Records about charts and figures:
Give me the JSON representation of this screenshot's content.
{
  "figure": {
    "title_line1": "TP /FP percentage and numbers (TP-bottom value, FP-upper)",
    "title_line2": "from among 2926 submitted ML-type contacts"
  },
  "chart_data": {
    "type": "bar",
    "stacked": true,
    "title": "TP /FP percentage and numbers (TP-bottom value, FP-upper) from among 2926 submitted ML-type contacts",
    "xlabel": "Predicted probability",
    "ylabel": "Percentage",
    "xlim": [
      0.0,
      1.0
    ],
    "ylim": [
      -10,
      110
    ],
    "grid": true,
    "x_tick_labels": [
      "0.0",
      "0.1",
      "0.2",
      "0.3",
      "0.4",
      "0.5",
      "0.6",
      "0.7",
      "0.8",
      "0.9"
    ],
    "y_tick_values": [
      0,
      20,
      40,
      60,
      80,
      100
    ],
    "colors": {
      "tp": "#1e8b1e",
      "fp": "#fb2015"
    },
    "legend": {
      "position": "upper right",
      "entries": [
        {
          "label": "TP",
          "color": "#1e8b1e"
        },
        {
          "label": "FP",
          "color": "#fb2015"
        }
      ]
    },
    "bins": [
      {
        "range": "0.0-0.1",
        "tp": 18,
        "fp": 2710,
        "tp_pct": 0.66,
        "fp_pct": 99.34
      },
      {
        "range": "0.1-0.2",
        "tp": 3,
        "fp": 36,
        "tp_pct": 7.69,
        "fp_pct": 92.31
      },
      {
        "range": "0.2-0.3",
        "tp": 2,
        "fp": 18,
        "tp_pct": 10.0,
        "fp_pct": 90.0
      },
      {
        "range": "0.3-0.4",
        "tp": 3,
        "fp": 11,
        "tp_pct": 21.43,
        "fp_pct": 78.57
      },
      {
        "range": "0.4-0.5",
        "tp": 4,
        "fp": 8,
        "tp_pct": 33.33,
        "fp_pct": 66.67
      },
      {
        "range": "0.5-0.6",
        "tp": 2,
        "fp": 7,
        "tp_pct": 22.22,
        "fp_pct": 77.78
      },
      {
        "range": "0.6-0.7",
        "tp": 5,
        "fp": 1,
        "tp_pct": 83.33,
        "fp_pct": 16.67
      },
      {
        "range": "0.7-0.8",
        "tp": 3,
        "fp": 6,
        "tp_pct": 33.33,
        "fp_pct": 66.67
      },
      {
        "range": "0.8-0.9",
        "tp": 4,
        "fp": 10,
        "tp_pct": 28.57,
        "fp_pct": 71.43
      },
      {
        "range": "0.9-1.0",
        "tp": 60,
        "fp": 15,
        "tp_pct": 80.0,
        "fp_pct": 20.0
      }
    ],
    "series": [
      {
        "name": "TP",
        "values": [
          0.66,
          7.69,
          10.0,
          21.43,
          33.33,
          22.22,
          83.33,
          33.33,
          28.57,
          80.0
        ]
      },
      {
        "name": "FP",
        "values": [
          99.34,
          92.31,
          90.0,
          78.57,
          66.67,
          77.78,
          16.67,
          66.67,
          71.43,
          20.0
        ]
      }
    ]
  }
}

Problem requirements: Transcribe all of the material exactly. Omit nothing.

Task output:
Give me the JSON representation of this screenshot's content.
{
  "figure": {
    "title_line1": "TP /FP percentage and numbers (TP-bottom value, FP-upper)",
    "title_line2": "from among 2926 submitted ML-type contacts"
  },
  "chart_data": {
    "type": "bar",
    "stacked": true,
    "title": "TP /FP percentage and numbers (TP-bottom value, FP-upper) from among 2926 submitted ML-type contacts",
    "xlabel": "Predicted probability",
    "ylabel": "Percentage",
    "xlim": [
      0.0,
      1.0
    ],
    "ylim": [
      -10,
      110
    ],
    "grid": true,
    "x_tick_labels": [
      "0.0",
      "0.1",
      "0.2",
      "0.3",
      "0.4",
      "0.5",
      "0.6",
      "0.7",
      "0.8",
      "0.9"
    ],
    "y_tick_values": [
      0,
      20,
      40,
      60,
      80,
      100
    ],
    "colors": {
      "tp": "#1e8b1e",
      "fp": "#fb2015"
    },
    "legend": {
      "position": "upper right",
      "entries": [
        {
          "label": "TP",
          "color": "#1e8b1e"
        },
        {
          "label": "FP",
          "color": "#fb2015"
        }
      ]
    },
    "bins": [
      {
        "range": "0.0-0.1",
        "tp": 18,
        "fp": 2710,
        "tp_pct": 0.66,
        "fp_pct": 99.34
      },
      {
        "range": "0.1-0.2",
        "tp": 3,
        "fp": 36,
        "tp_pct": 7.69,
        "fp_pct": 92.31
      },
      {
        "range": "0.2-0.3",
        "tp": 2,
        "fp": 18,
        "tp_pct": 10.0,
        "fp_pct": 90.0
      },
      {
        "range": "0.3-0.4",
        "tp": 3,
        "fp": 11,
        "tp_pct": 21.43,
        "fp_pct": 78.57
      },
      {
        "range": "0.4-0.5",
        "tp": 4,
        "fp": 8,
        "tp_pct": 33.33,
        "fp_pct": 66.67
      },
      {
        "range": "0.5-0.6",
        "tp": 2,
        "fp": 7,
        "tp_pct": 22.22,
        "fp_pct": 77.78
      },
      {
        "range": "0.6-0.7",
        "tp": 5,
        "fp": 1,
        "tp_pct": 83.33,
        "fp_pct": 16.67
      },
      {
        "range": "0.7-0.8",
        "tp": 3,
        "fp": 6,
        "tp_pct": 33.33,
        "fp_pct": 66.67
      },
      {
        "range": "0.8-0.9",
        "tp": 4,
        "fp": 10,
        "tp_pct": 28.57,
        "fp_pct": 71.43
      },
      {
        "range": "0.9-1.0",
        "tp": 60,
        "fp": 15,
        "tp_pct": 80.0,
        "fp_pct": 20.0
      }
    ],
    "series": [
      {
        "name": "TP",
        "values": [
          0.66,
          7.69,
          10.0,
          21.43,
          33.33,
          22.22,
          83.33,
          33.33,
          28.57,
          80.0
        ]
      },
      {
        "name": "FP",
        "values": [
          99.34,
          92.31,
          90.0,
          78.57,
          66.67,
          77.78,
          16.67,
          66.67,
          71.43,
          20.0
        ]
      }
    ]
  }
}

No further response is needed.